*What to work on:* Copy every line that holds the string "kiếm" from the data below.

*Extracted records:*
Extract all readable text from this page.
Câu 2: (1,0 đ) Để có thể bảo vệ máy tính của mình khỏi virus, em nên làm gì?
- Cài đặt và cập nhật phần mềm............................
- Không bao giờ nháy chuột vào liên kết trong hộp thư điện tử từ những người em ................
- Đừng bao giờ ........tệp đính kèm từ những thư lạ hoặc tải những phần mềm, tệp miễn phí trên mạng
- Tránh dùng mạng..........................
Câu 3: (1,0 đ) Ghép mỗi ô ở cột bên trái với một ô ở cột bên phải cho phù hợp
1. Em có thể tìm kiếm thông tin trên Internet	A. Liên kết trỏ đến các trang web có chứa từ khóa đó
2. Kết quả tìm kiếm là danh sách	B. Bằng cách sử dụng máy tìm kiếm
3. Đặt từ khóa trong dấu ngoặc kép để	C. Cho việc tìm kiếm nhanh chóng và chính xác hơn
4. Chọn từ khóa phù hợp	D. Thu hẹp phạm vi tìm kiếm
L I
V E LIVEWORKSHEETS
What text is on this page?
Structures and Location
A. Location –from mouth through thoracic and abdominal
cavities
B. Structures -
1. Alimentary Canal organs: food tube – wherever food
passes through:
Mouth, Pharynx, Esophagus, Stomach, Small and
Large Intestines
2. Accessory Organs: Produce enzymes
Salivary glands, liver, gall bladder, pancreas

*Result of the task:*
1. Em có thể tìm kiếm thông tin trên Internet	A. Liên kết trỏ đến các trang web có chứa từ khóa đó
2. Kết quả tìm kiếm là danh sách	B. Bằng cách sử dụng máy tìm kiếm
3. Đặt từ khóa trong dấu ngoặc kép để	C. Cho việc tìm kiếm nhanh chóng và chính xác hơn
4. Chọn từ khóa phù hợp	D. Thu hẹp phạm vi tìm kiếm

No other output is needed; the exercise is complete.